§ **STORED RECORDS**
■ ■ ■
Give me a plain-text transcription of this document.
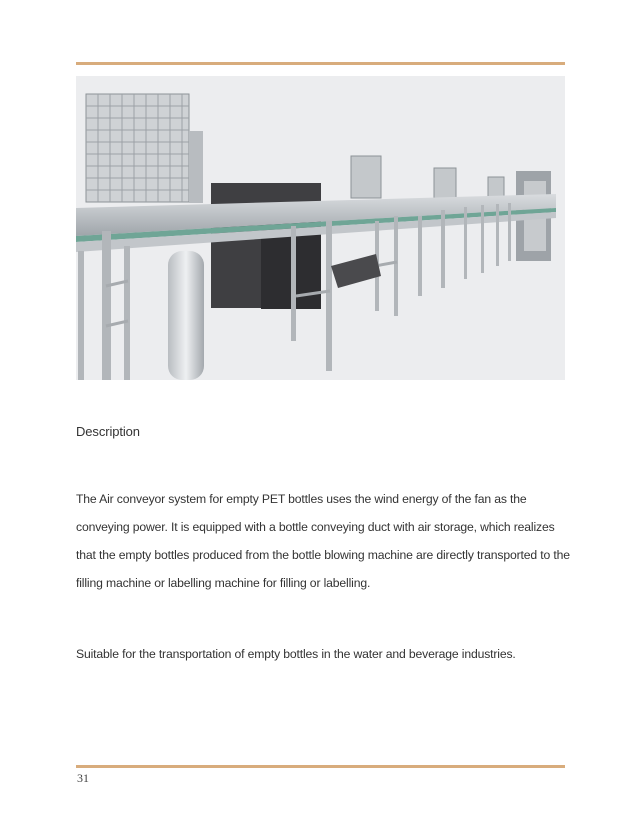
Description

The Air conveyor system for empty PET bottles uses the wind energy of the fan as the conveying power. It is equipped with a bottle conveying duct with air storage, which realizes that the empty bottles produced from the bottle blowing machine are directly transported to the filling machine or labelling machine for filling or labelling.

Suitable for the transportation of empty bottles in the water and beverage industries.

31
■ ■ ■
§ **REQUIREMENTS**
Reproduce the data verbatim. Do not carry any picture into the copy.

§ **RESPONSE TO THIS EXERCISE**
Give me a plain-text transcription of this document.
Description

The Air conveyor system for empty PET bottles uses the wind energy of the fan as the conveying power. It is equipped with a bottle conveying duct with air storage, which realizes that the empty bottles produced from the bottle blowing machine are directly transported to the filling machine or labelling machine for filling or labelling.

Suitable for the transportation of empty bottles in the water and beverage industries.

31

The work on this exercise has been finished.